=== Task ===
Reproduce the entries below in full, word for word.

=== Exercise data ===
··········
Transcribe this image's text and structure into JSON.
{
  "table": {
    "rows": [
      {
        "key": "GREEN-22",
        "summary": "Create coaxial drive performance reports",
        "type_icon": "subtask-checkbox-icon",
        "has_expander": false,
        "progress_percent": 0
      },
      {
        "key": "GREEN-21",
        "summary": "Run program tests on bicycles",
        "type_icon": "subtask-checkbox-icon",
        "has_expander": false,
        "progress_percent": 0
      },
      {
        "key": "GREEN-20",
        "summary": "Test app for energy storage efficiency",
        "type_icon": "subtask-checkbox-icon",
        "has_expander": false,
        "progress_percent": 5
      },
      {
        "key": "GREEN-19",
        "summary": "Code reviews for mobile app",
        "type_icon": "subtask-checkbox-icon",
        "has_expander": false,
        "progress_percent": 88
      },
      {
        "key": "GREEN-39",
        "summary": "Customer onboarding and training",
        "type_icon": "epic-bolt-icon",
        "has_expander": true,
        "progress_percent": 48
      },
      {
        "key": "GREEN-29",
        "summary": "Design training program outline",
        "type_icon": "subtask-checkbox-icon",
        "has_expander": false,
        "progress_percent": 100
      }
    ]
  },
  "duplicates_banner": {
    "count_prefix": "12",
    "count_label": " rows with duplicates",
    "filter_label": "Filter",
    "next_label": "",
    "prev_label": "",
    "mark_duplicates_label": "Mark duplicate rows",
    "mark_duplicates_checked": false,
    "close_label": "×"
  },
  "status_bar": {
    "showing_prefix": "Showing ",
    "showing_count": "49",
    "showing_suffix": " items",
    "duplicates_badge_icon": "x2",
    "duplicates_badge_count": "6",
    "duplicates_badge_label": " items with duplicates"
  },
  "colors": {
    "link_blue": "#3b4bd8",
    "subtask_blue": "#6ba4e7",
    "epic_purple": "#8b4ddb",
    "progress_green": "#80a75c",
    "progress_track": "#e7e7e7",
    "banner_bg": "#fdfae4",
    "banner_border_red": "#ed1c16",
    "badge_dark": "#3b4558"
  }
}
··········
=== Correct output ===
Transcribe this image's text and structure into JSON.
{
  "table": {
    "rows": [
      {
        "key": "GREEN-22",
        "summary": "Create coaxial drive performance reports",
        "type_icon": "subtask-checkbox-icon",
        "has_expander": false,
        "progress_percent": 0
      },
      {
        "key": "GREEN-21",
        "summary": "Run program tests on bicycles",
        "type_icon": "subtask-checkbox-icon",
        "has_expander": false,
        "progress_percent": 0
      },
      {
        "key": "GREEN-20",
        "summary": "Test app for energy storage efficiency",
        "type_icon": "subtask-checkbox-icon",
        "has_expander": false,
        "progress_percent": 5
      },
      {
        "key": "GREEN-19",
        "summary": "Code reviews for mobile app",
        "type_icon": "subtask-checkbox-icon",
        "has_expander": false,
        "progress_percent": 88
      },
      {
        "key": "GREEN-39",
        "summary": "Customer onboarding and training",
        "type_icon": "epic-bolt-icon",
        "has_expander": true,
        "progress_percent": 48
      },
      {
        "key": "GREEN-29",
        "summary": "Design training program outline",
        "type_icon": "subtask-checkbox-icon",
        "has_expander": false,
        "progress_percent": 100
      }
    ]
  },
  "duplicates_banner": {
    "count_prefix": "12",
    "count_label": " rows with duplicates",
    "filter_label": "Filter",
    "next_label": "",
    "prev_label": "",
    "mark_duplicates_label": "Mark duplicate rows",
    "mark_duplicates_checked": false,
    "close_label": "×"
  },
  "status_bar": {
    "showing_prefix": "Showing ",
    "showing_count": "49",
    "showing_suffix": " items",
    "duplicates_badge_icon": "x2",
    "duplicates_badge_count": "6",
    "duplicates_badge_label": " items with duplicates"
  },
  "colors": {
    "link_blue": "#3b4bd8",
    "subtask_blue": "#6ba4e7",
    "epic_purple": "#8b4ddb",
    "progress_green": "#80a75c",
    "progress_track": "#e7e7e7",
    "banner_bg": "#fdfae4",
    "banner_border_red": "#ed1c16",
    "badge_dark": "#3b4558"
  }
}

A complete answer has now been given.